## AIM OF THE TASK
Examine the material below. Gather every line in which the string "敢于竞争" appears.

* Start AVAILABLE DATA *

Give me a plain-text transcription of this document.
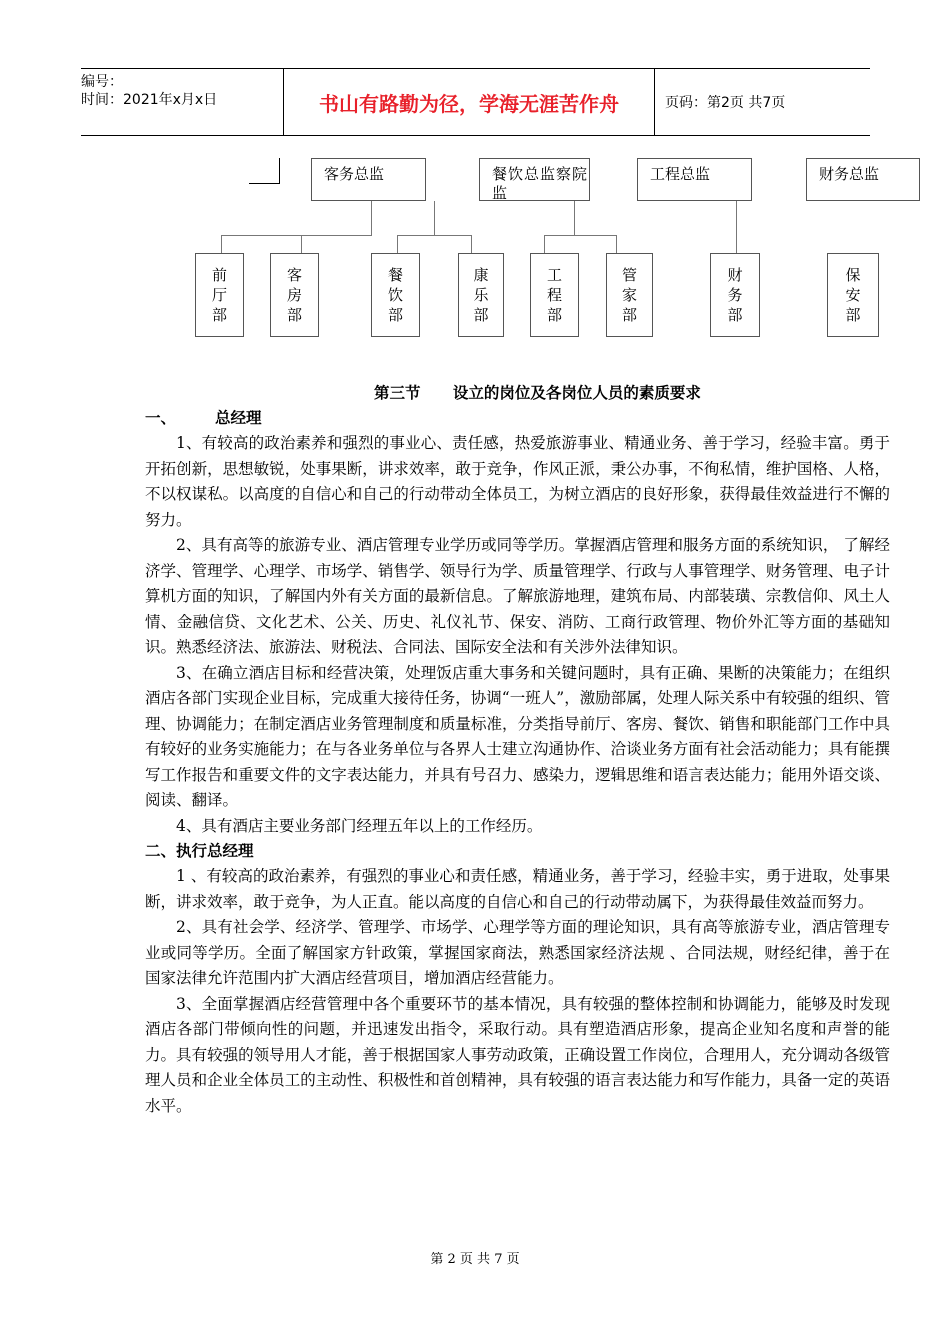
编号：
时间：2021年x月x日	书山有路勤为径，学海无涯苦作舟	页码：第2页 共7页
客务总监	餐饮总监察院监
工程总监	财务总监
前厅部
客房部
餐饮部
康乐部
工程部
管家部
财务部
保安部
第三节      设立的岗位及各岗位人员的素质要求
一、	总经理

1、有较高的政治素养和强烈的事业心、责任感，热爱旅游事业、精通业务、善于学习，经验丰富。勇于开拓创新，思想敏锐，处事果断，讲求效率，敢于竞争，作风正派，秉公办事，不徇私情，维护国格、人格，不以权谋私。以高度的自信心和自己的行动带动全体员工，为树立酒店的良好形象，获得最佳效益进行不懈的努力。

2、具有高等的旅游专业、酒店管理专业学历或同等学历。掌握酒店管理和服务方面的系统知识， 了解经济学、管理学、心理学、市场学、销售学、领导行为学、质量管理学、行政与人事管理学、财务管理、电子计算机方面的知识，了解国内外有关方面的最新信息。了解旅游地理，建筑布局、内部装璜、宗教信仰、风土人情、金融信贷、文化艺术、公关、历史、礼仪礼节、保安、消防、工商行政管理、物价外汇等方面的基础知识。熟悉经济法、旅游法、财税法、合同法、国际安全法和有关涉外法律知识。

3、在确立酒店目标和经营决策，处理饭店重大事务和关键问题时，具有正确、果断的决策能力；在组织酒店各部门实现企业目标，完成重大接待任务，协调“一班人”，激励部属，处理人际关系中有较强的组织、管理、协调能力；在制定酒店业务管理制度和质量标准，分类指导前厅、客房、餐饮、销售和职能部门工作中具有较好的业务实施能力；在与各业务单位与各界人士建立沟通协作、洽谈业务方面有社会活动能力；具有能撰写工作报告和重要文件的文字表达能力，并具有号召力、感染力，逻辑思维和语言表达能力；能用外语交谈、阅读、翻译。

4、具有酒店主要业务部门经理五年以上的工作经历。

二、执行总经理

1 、有较高的政治素养，有强烈的事业心和责任感，精通业务，善于学习，经验丰实，勇于进取，处事果断，讲求效率，敢于竞争，为人正直。能以高度的自信心和自己的行动带动属下，为获得最佳效益而努力。

2、具有社会学、经济学、管理学、市场学、心理学等方面的理论知识，具有高等旅游专业，酒店管理专业或同等学历。全面了解国家方针政策，掌握国家商法，熟悉国家经济法规 、合同法规，财经纪律，善于在国家法律允许范围内扩大酒店经营项目，增加酒店经营能力。

3、全面掌握酒店经营管理中各个重要环节的基本情况，具有较强的整体控制和协调能力，能够及时发现酒店各部门带倾向性的问题，并迅速发出指令，采取行动。具有塑造酒店形象，提高企业知名度和声誉的能力。具有较强的领导用人才能，善于根据国家人事劳动政策，正确设置工作岗位，合理用人，充分调动各级管理人员和企业全体员工的主动性、积极性和首创精神，具有较强的语言表达能力和写作能力，具备一定的英语水平。

第 2 页 共 7 页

* End AVAILABLE DATA *

## ANSWER TO THE EXERCISE
1、有较高的政治素养和强烈的事业心、责任感，热爱旅游事业、精通业务、善于学习，经验丰富。勇于开拓创新，思想敏锐，处事果断，讲求效率，敢于竞争，作风正派，秉公办事，不徇私情，维护国格、人格，不以权谋私。以高度的自信心和自己的行动带动全体员工，为树立酒店的良好形象，获得最佳效益进行不懈的努力。
1 、有较高的政治素养，有强烈的事业心和责任感，精通业务，善于学习，经验丰实，勇于进取，处事果断，讲求效率，敢于竞争，为人正直。能以高度的自信心和自己的行动带动属下，为获得最佳效益而努力。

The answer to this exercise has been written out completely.